[START]

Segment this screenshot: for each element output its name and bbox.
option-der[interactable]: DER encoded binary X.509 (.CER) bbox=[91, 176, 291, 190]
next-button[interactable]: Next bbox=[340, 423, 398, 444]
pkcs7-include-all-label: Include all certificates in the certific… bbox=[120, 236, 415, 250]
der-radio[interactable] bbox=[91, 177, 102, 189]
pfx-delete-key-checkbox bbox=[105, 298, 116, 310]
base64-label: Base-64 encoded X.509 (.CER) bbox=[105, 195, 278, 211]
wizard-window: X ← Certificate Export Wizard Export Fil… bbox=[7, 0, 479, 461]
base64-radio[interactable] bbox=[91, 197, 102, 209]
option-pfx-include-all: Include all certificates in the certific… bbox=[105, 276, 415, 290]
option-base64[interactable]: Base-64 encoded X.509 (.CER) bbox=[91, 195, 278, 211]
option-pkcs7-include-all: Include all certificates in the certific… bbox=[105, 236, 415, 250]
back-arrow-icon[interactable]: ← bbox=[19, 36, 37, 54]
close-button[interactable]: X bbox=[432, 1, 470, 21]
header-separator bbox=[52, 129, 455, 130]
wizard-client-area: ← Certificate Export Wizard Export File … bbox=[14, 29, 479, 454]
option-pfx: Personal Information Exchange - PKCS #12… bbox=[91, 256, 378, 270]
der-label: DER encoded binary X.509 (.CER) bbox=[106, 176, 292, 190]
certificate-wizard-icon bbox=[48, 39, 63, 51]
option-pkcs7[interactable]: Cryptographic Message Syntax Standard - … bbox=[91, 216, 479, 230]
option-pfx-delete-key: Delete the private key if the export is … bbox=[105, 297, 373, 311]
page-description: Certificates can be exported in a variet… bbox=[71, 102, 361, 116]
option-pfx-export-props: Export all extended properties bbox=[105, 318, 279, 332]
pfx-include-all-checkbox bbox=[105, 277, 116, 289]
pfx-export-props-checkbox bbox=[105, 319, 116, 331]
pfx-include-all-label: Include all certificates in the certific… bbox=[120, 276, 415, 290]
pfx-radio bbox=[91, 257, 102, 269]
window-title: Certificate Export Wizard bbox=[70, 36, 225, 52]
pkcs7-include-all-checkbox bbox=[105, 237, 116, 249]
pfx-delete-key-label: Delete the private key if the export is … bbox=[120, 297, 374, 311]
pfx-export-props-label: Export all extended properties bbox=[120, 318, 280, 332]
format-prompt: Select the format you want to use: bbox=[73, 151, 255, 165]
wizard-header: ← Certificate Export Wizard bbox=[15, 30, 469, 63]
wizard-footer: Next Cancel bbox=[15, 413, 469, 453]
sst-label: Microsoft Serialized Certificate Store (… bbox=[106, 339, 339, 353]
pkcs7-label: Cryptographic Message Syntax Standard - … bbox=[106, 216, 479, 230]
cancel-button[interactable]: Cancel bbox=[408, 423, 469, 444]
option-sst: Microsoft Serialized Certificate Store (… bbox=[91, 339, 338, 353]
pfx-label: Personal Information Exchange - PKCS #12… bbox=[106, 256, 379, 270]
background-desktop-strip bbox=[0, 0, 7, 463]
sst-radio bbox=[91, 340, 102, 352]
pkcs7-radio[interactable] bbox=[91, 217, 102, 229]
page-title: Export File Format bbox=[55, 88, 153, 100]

[END]

Please rewrite the rows above, changing every "interactable" to "clickable" and leaving everything else as it is.

Segment this screenshot: for each element output its name and bbox.
option-der[clickable]: DER encoded binary X.509 (.CER) bbox=[91, 176, 291, 190]
next-button[clickable]: Next bbox=[340, 423, 398, 444]
pkcs7-include-all-label: Include all certificates in the certific… bbox=[120, 236, 415, 250]
der-radio[clickable] bbox=[91, 177, 102, 189]
pfx-delete-key-checkbox bbox=[105, 298, 116, 310]
base64-label: Base-64 encoded X.509 (.CER) bbox=[105, 195, 278, 211]
wizard-window: X ← Certificate Export Wizard Export Fil… bbox=[7, 0, 479, 461]
base64-radio[clickable] bbox=[91, 197, 102, 209]
option-pfx-include-all: Include all certificates in the certific… bbox=[105, 276, 415, 290]
option-base64[clickable]: Base-64 encoded X.509 (.CER) bbox=[91, 195, 278, 211]
option-pkcs7-include-all: Include all certificates in the certific… bbox=[105, 236, 415, 250]
back-arrow-icon[clickable]: ← bbox=[19, 36, 37, 54]
close-button[clickable]: X bbox=[432, 1, 470, 21]
header-separator bbox=[52, 129, 455, 130]
wizard-client-area: ← Certificate Export Wizard Export File … bbox=[14, 29, 479, 454]
option-pfx: Personal Information Exchange - PKCS #12… bbox=[91, 256, 378, 270]
der-label: DER encoded binary X.509 (.CER) bbox=[106, 176, 292, 190]
certificate-wizard-icon bbox=[48, 39, 63, 51]
option-pkcs7[clickable]: Cryptographic Message Syntax Standard - … bbox=[91, 216, 479, 230]
option-pfx-delete-key: Delete the private key if the export is … bbox=[105, 297, 373, 311]
page-description: Certificates can be exported in a variet… bbox=[71, 102, 361, 116]
option-pfx-export-props: Export all extended properties bbox=[105, 318, 279, 332]
pfx-include-all-checkbox bbox=[105, 277, 116, 289]
pfx-export-props-checkbox bbox=[105, 319, 116, 331]
pfx-include-all-label: Include all certificates in the certific… bbox=[120, 276, 415, 290]
pfx-radio bbox=[91, 257, 102, 269]
window-title: Certificate Export Wizard bbox=[70, 36, 225, 52]
pkcs7-include-all-checkbox bbox=[105, 237, 116, 249]
pfx-delete-key-label: Delete the private key if the export is … bbox=[120, 297, 374, 311]
pfx-export-props-label: Export all extended properties bbox=[120, 318, 280, 332]
format-prompt: Select the format you want to use: bbox=[73, 151, 255, 165]
wizard-header: ← Certificate Export Wizard bbox=[15, 30, 469, 63]
wizard-footer: Next Cancel bbox=[15, 413, 469, 453]
sst-label: Microsoft Serialized Certificate Store (… bbox=[106, 339, 339, 353]
pkcs7-label: Cryptographic Message Syntax Standard - … bbox=[106, 216, 479, 230]
cancel-button[clickable]: Cancel bbox=[408, 423, 469, 444]
option-sst: Microsoft Serialized Certificate Store (… bbox=[91, 339, 338, 353]
pfx-label: Personal Information Exchange - PKCS #12… bbox=[106, 256, 379, 270]
background-desktop-strip bbox=[0, 0, 7, 463]
sst-radio bbox=[91, 340, 102, 352]
pkcs7-radio[clickable] bbox=[91, 217, 102, 229]
page-title: Export File Format bbox=[55, 88, 153, 100]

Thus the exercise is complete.